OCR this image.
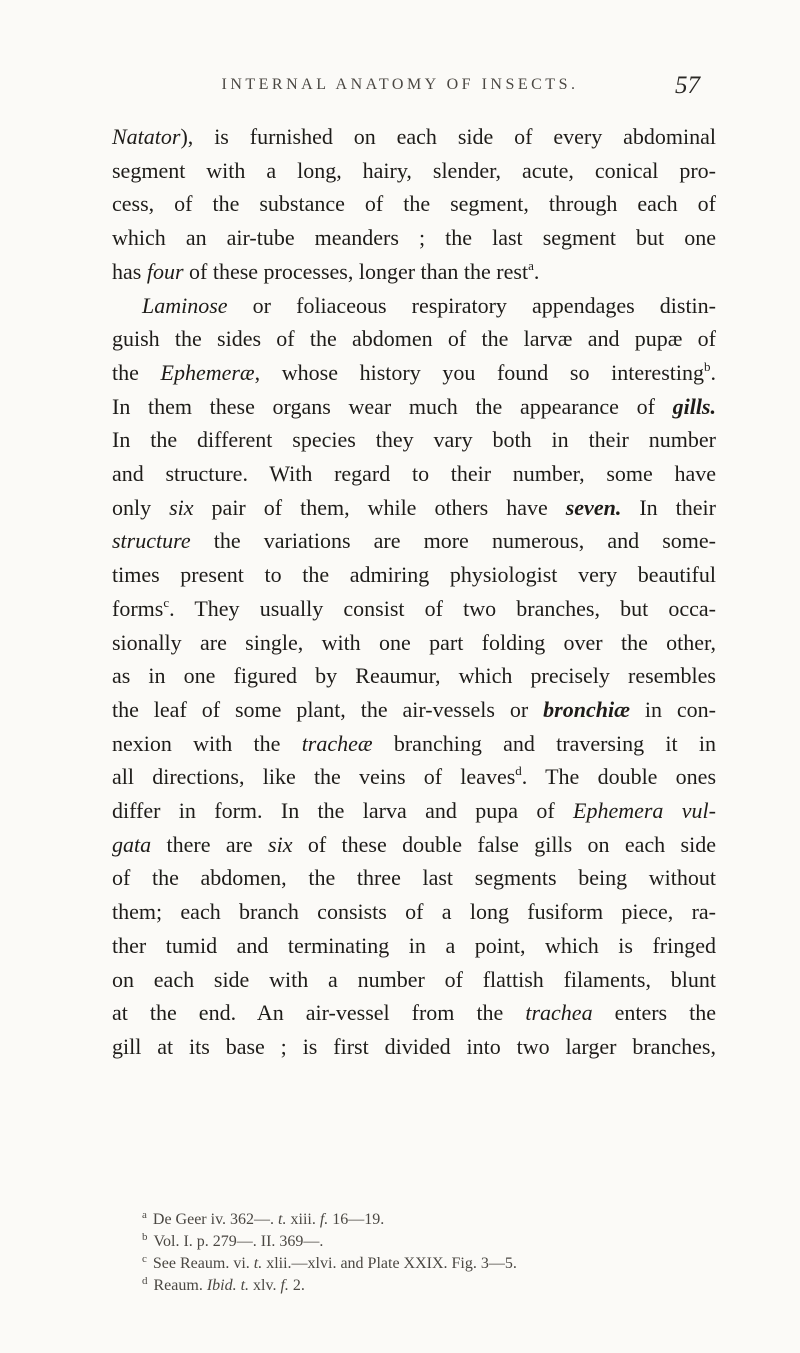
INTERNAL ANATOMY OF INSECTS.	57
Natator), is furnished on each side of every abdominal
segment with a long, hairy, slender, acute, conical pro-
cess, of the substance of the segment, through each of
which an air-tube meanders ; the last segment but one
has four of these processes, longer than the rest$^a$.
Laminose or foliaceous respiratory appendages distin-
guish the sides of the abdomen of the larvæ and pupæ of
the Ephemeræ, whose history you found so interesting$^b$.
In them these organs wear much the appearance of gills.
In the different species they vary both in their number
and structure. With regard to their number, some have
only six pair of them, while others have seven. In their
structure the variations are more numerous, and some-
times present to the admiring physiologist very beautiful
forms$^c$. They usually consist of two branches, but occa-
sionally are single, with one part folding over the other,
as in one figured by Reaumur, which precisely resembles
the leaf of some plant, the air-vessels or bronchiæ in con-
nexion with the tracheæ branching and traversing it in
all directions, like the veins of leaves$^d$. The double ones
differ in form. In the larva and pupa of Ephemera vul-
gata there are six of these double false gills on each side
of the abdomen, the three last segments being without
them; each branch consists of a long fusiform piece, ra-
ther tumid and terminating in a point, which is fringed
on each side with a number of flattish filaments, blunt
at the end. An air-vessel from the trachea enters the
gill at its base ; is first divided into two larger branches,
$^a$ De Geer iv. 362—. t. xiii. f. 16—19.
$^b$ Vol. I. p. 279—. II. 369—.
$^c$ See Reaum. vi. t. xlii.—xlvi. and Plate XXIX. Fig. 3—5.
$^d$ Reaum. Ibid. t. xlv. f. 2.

□ □ □

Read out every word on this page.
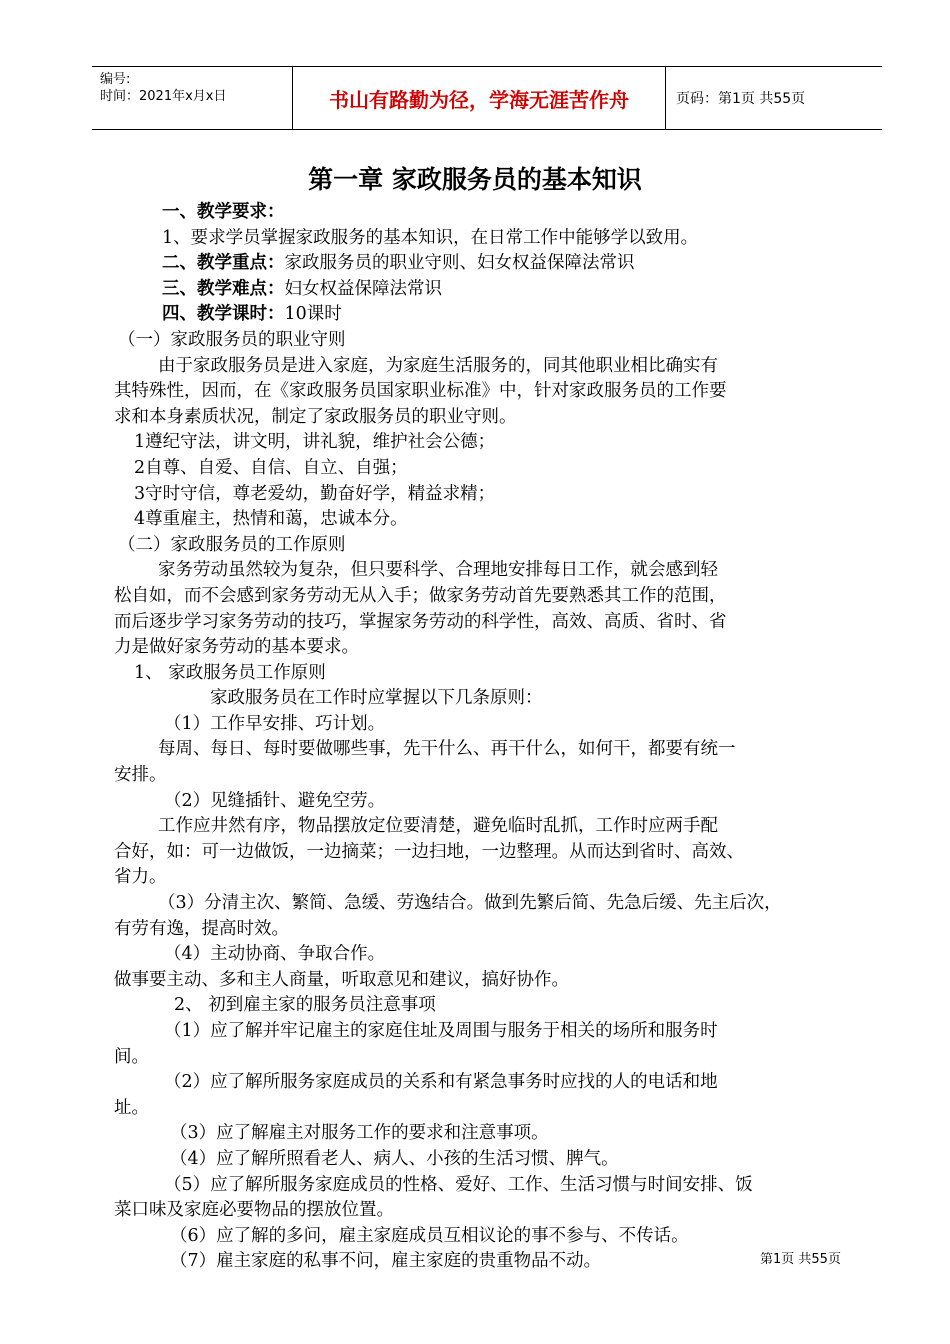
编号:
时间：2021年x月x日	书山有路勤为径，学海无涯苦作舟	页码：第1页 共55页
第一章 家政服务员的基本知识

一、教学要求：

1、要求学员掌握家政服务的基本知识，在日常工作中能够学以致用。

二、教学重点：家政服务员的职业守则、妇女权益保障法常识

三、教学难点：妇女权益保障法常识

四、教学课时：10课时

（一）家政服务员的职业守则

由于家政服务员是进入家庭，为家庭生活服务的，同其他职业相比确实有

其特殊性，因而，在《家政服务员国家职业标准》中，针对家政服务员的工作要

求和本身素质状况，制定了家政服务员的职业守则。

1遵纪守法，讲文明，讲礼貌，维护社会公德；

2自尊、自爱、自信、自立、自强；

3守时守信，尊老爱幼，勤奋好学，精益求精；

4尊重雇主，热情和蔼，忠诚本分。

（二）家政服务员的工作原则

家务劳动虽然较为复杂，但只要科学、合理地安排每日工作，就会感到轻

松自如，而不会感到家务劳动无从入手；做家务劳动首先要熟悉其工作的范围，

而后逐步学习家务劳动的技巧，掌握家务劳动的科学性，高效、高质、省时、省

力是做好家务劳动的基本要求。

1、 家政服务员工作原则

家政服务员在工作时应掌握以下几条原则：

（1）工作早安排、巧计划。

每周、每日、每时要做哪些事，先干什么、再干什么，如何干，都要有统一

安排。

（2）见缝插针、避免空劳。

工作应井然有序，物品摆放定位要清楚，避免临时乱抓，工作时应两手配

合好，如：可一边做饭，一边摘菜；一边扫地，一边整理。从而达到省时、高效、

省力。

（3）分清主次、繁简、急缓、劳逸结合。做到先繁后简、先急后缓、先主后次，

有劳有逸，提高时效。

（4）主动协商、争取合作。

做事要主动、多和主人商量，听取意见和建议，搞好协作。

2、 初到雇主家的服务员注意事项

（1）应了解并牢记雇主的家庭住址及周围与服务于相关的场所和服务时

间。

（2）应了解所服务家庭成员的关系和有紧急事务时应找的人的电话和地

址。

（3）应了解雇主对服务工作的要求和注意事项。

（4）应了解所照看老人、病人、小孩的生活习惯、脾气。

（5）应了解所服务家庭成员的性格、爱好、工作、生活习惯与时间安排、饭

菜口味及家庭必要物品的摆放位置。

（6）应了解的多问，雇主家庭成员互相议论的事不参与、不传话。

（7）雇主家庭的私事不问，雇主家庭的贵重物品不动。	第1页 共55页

□ □ □

• **Your objective**
Sift the material for lines with the string "this". Copy each one found.

• **Solution to the exercise**
OCR this image.
Read out every word on this page.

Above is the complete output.